■ Written task ■
Where a line contains the string "title", copy that line.

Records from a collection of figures
>> Start

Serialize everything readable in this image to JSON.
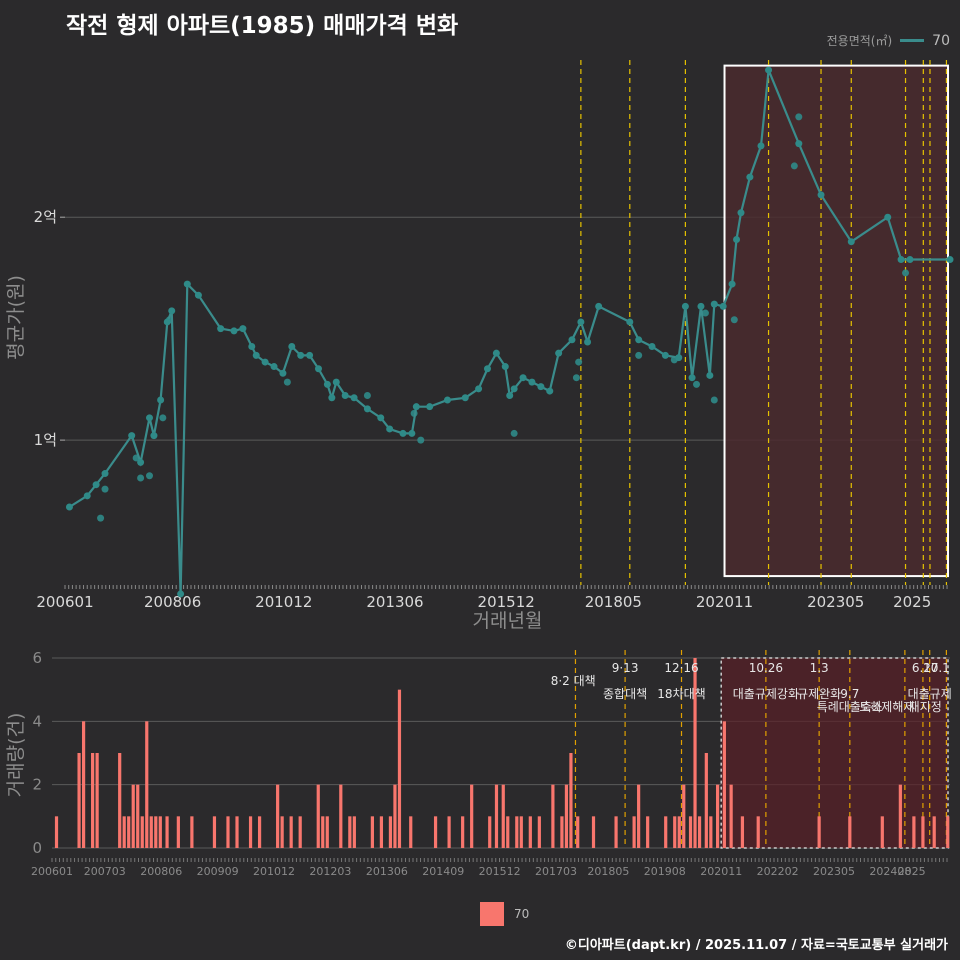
{
  "title": "작전 형제 아파트(1985) 매매가격 변화",
  "legend": {
    "title": "전용면적(㎡)",
    "series": "70"
  },
  "footer": "©디아파트(dapt.kr) / 2025.11.07 / 자료=국토교통부 실거래가",
  "colors": {
    "line": "#3a8c8c",
    "point": "#2f8a88",
    "bar": "#f8766d",
    "policy_line": "#e6c200",
    "highlight": "#4a2a2e",
    "bg": "#2b2a2c"
  },
  "chart_data": [
    {
      "type": "line",
      "name": "price",
      "xlabel": "거래년월",
      "ylabel": "평균가(원)",
      "x_range": [
        2006.0,
        2025.9
      ],
      "ylim": [
        3500,
        27500
      ],
      "unit": "만원",
      "y_ticks": [
        {
          "value": 10000,
          "label": "1억"
        },
        {
          "value": 20000,
          "label": "2억"
        }
      ],
      "x_ticks": [
        {
          "value": 2006.0,
          "label": "200601"
        },
        {
          "value": 2008.42,
          "label": "200806"
        },
        {
          "value": 2010.92,
          "label": "201012"
        },
        {
          "value": 2013.42,
          "label": "201306"
        },
        {
          "value": 2015.92,
          "label": "201512"
        },
        {
          "value": 2018.33,
          "label": "201805"
        },
        {
          "value": 2020.83,
          "label": "202011"
        },
        {
          "value": 2023.33,
          "label": "202305"
        },
        {
          "value": 2025.05,
          "label": "2025"
        }
      ],
      "highlight_range": [
        2020.83,
        2025.9
      ],
      "policy_lines": [
        2017.6,
        2018.7,
        2019.95,
        2021.82,
        2023.0,
        2023.68,
        2024.9,
        2025.3,
        2025.45,
        2025.82
      ],
      "series": [
        {
          "name": "70",
          "points": [
            [
              2006.1,
              7000
            ],
            [
              2006.5,
              7500
            ],
            [
              2006.7,
              8000
            ],
            [
              2006.9,
              8500
            ],
            [
              2007.5,
              10200
            ],
            [
              2007.7,
              9000
            ],
            [
              2007.9,
              11000
            ],
            [
              2008.0,
              10200
            ],
            [
              2008.15,
              11800
            ],
            [
              2008.3,
              15300
            ],
            [
              2008.4,
              15800
            ],
            [
              2008.6,
              3100
            ],
            [
              2008.75,
              17000
            ],
            [
              2009.0,
              16500
            ],
            [
              2009.5,
              15000
            ],
            [
              2009.8,
              14900
            ],
            [
              2010.0,
              15000
            ],
            [
              2010.2,
              14200
            ],
            [
              2010.3,
              13800
            ],
            [
              2010.5,
              13500
            ],
            [
              2010.7,
              13300
            ],
            [
              2010.9,
              13000
            ],
            [
              2011.1,
              14200
            ],
            [
              2011.3,
              13800
            ],
            [
              2011.5,
              13800
            ],
            [
              2011.7,
              13200
            ],
            [
              2011.9,
              12500
            ],
            [
              2012.0,
              11900
            ],
            [
              2012.1,
              12600
            ],
            [
              2012.3,
              12000
            ],
            [
              2012.5,
              11900
            ],
            [
              2012.8,
              11400
            ],
            [
              2013.1,
              11000
            ],
            [
              2013.3,
              10500
            ],
            [
              2013.6,
              10300
            ],
            [
              2013.8,
              10300
            ],
            [
              2013.9,
              11500
            ],
            [
              2014.2,
              11500
            ],
            [
              2014.6,
              11800
            ],
            [
              2015.0,
              11900
            ],
            [
              2015.3,
              12300
            ],
            [
              2015.5,
              13200
            ],
            [
              2015.7,
              13900
            ],
            [
              2015.9,
              13300
            ],
            [
              2016.0,
              12000
            ],
            [
              2016.1,
              12300
            ],
            [
              2016.3,
              12800
            ],
            [
              2016.5,
              12600
            ],
            [
              2016.7,
              12400
            ],
            [
              2016.9,
              12200
            ],
            [
              2017.1,
              13900
            ],
            [
              2017.4,
              14500
            ],
            [
              2017.6,
              15300
            ],
            [
              2017.75,
              14400
            ],
            [
              2018.0,
              16000
            ],
            [
              2018.7,
              15300
            ],
            [
              2018.9,
              14500
            ],
            [
              2019.2,
              14200
            ],
            [
              2019.5,
              13800
            ],
            [
              2019.8,
              13700
            ],
            [
              2019.95,
              16000
            ],
            [
              2020.1,
              12800
            ],
            [
              2020.3,
              16000
            ],
            [
              2020.5,
              12900
            ],
            [
              2020.6,
              16100
            ],
            [
              2020.8,
              16000
            ],
            [
              2021.0,
              17000
            ],
            [
              2021.1,
              19000
            ],
            [
              2021.2,
              20200
            ],
            [
              2021.4,
              21800
            ],
            [
              2021.65,
              23200
            ],
            [
              2021.82,
              26600
            ],
            [
              2022.5,
              23300
            ],
            [
              2023.0,
              21000
            ],
            [
              2023.68,
              18900
            ],
            [
              2024.5,
              20000
            ],
            [
              2024.8,
              18100
            ],
            [
              2025.0,
              18100
            ],
            [
              2025.9,
              18100
            ]
          ]
        }
      ],
      "scatter_extra": [
        [
          2006.8,
          6500
        ],
        [
          2006.9,
          7800
        ],
        [
          2007.6,
          9200
        ],
        [
          2007.7,
          8300
        ],
        [
          2007.9,
          8400
        ],
        [
          2008.2,
          11000
        ],
        [
          2008.35,
          15400
        ],
        [
          2011.0,
          12600
        ],
        [
          2012.8,
          12000
        ],
        [
          2013.85,
          11200
        ],
        [
          2014.0,
          10000
        ],
        [
          2016.1,
          10300
        ],
        [
          2017.5,
          12800
        ],
        [
          2017.55,
          13500
        ],
        [
          2018.9,
          13800
        ],
        [
          2019.7,
          13600
        ],
        [
          2020.2,
          12500
        ],
        [
          2020.4,
          15700
        ],
        [
          2020.6,
          11800
        ],
        [
          2021.05,
          15400
        ],
        [
          2022.4,
          22300
        ],
        [
          2022.5,
          24500
        ],
        [
          2024.9,
          17500
        ]
      ]
    },
    {
      "type": "bar",
      "name": "volume",
      "xlabel": "",
      "ylabel": "거래량(건)",
      "ylim": [
        0,
        6
      ],
      "y_ticks": [
        0,
        2,
        4,
        6
      ],
      "x_ticks": [
        {
          "value": 2006.0,
          "label": "200601"
        },
        {
          "value": 2007.17,
          "label": "200703"
        },
        {
          "value": 2008.42,
          "label": "200806"
        },
        {
          "value": 2009.67,
          "label": "200909"
        },
        {
          "value": 2010.92,
          "label": "201012"
        },
        {
          "value": 2012.17,
          "label": "201203"
        },
        {
          "value": 2013.42,
          "label": "201306"
        },
        {
          "value": 2014.67,
          "label": "201409"
        },
        {
          "value": 2015.92,
          "label": "201512"
        },
        {
          "value": 2017.17,
          "label": "201703"
        },
        {
          "value": 2018.33,
          "label": "201805"
        },
        {
          "value": 2019.58,
          "label": "201908"
        },
        {
          "value": 2020.83,
          "label": "202011"
        },
        {
          "value": 2022.08,
          "label": "202202"
        },
        {
          "value": 2023.33,
          "label": "202305"
        },
        {
          "value": 2024.58,
          "label": "202408"
        },
        {
          "value": 2025.05,
          "label": "2025"
        }
      ],
      "highlight_range": [
        2020.83,
        2025.9
      ],
      "policy_lines": [
        2017.6,
        2018.7,
        2019.95,
        2021.82,
        2023.0,
        2023.68,
        2024.9,
        2025.3,
        2025.45,
        2025.82
      ],
      "annotations": [
        {
          "x": 2017.55,
          "row": 1,
          "text": "8·2 대책"
        },
        {
          "x": 2018.7,
          "row": 0,
          "text": "9·13"
        },
        {
          "x": 2018.7,
          "row": 2,
          "text": "종합대책"
        },
        {
          "x": 2019.95,
          "row": 0,
          "text": "12·16"
        },
        {
          "x": 2019.95,
          "row": 2,
          "text": "18차대책"
        },
        {
          "x": 2021.82,
          "row": 0,
          "text": "10.26"
        },
        {
          "x": 2021.82,
          "row": 2,
          "text": "대출규제강화"
        },
        {
          "x": 2023.0,
          "row": 0,
          "text": "1.3"
        },
        {
          "x": 2023.0,
          "row": 2,
          "text": "규제완화"
        },
        {
          "x": 2023.68,
          "row": 2,
          "text": "9.7"
        },
        {
          "x": 2023.68,
          "row": 3,
          "text": "특례대출축소"
        },
        {
          "x": 2024.5,
          "row": 3,
          "text": "토허제해제"
        },
        {
          "x": 2025.35,
          "row": 0,
          "text": "6.27"
        },
        {
          "x": 2025.6,
          "row": 0,
          "text": "10.1"
        },
        {
          "x": 2025.45,
          "row": 2,
          "text": "대출규제"
        },
        {
          "x": 2025.35,
          "row": 3,
          "text": "재지정"
        }
      ],
      "bars": [
        [
          2006.1,
          1
        ],
        [
          2006.6,
          3
        ],
        [
          2006.7,
          4
        ],
        [
          2006.9,
          3
        ],
        [
          2007.0,
          3
        ],
        [
          2007.5,
          3
        ],
        [
          2007.6,
          1
        ],
        [
          2007.7,
          1
        ],
        [
          2007.8,
          2
        ],
        [
          2007.9,
          2
        ],
        [
          2008.0,
          1
        ],
        [
          2008.1,
          4
        ],
        [
          2008.2,
          1
        ],
        [
          2008.3,
          1
        ],
        [
          2008.4,
          1
        ],
        [
          2008.55,
          1
        ],
        [
          2008.8,
          1
        ],
        [
          2009.1,
          1
        ],
        [
          2009.6,
          1
        ],
        [
          2009.9,
          1
        ],
        [
          2010.1,
          1
        ],
        [
          2010.4,
          1
        ],
        [
          2010.6,
          1
        ],
        [
          2011.0,
          2
        ],
        [
          2011.1,
          1
        ],
        [
          2011.3,
          1
        ],
        [
          2011.5,
          1
        ],
        [
          2011.9,
          2
        ],
        [
          2012.0,
          1
        ],
        [
          2012.1,
          1
        ],
        [
          2012.4,
          2
        ],
        [
          2012.6,
          1
        ],
        [
          2012.7,
          1
        ],
        [
          2013.1,
          1
        ],
        [
          2013.3,
          1
        ],
        [
          2013.5,
          1
        ],
        [
          2013.6,
          2
        ],
        [
          2013.7,
          5
        ],
        [
          2013.95,
          1
        ],
        [
          2014.5,
          1
        ],
        [
          2014.8,
          1
        ],
        [
          2015.1,
          1
        ],
        [
          2015.3,
          2
        ],
        [
          2015.7,
          1
        ],
        [
          2015.85,
          2
        ],
        [
          2016.0,
          2
        ],
        [
          2016.1,
          1
        ],
        [
          2016.3,
          1
        ],
        [
          2016.4,
          1
        ],
        [
          2016.6,
          1
        ],
        [
          2016.8,
          1
        ],
        [
          2017.1,
          2
        ],
        [
          2017.3,
          1
        ],
        [
          2017.4,
          2
        ],
        [
          2017.5,
          3
        ],
        [
          2017.65,
          1
        ],
        [
          2018.0,
          1
        ],
        [
          2018.5,
          1
        ],
        [
          2018.9,
          1
        ],
        [
          2019.0,
          2
        ],
        [
          2019.2,
          1
        ],
        [
          2019.6,
          1
        ],
        [
          2019.8,
          1
        ],
        [
          2019.9,
          1
        ],
        [
          2020.0,
          2
        ],
        [
          2020.15,
          1
        ],
        [
          2020.25,
          6
        ],
        [
          2020.35,
          1
        ],
        [
          2020.5,
          3
        ],
        [
          2020.6,
          1
        ],
        [
          2020.75,
          2
        ],
        [
          2020.9,
          4
        ],
        [
          2021.05,
          2
        ],
        [
          2021.3,
          1
        ],
        [
          2021.65,
          1
        ],
        [
          2023.0,
          1
        ],
        [
          2023.68,
          1
        ],
        [
          2024.4,
          1
        ],
        [
          2024.8,
          2
        ],
        [
          2025.1,
          1
        ],
        [
          2025.3,
          1
        ],
        [
          2025.55,
          1
        ],
        [
          2025.85,
          1
        ]
      ]
    }
  ]
}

>> End

■ Answer to the problem ■
  "title": "작전 형제 아파트(1985) 매매가격 변화",
    "title": "전용면적(㎡)",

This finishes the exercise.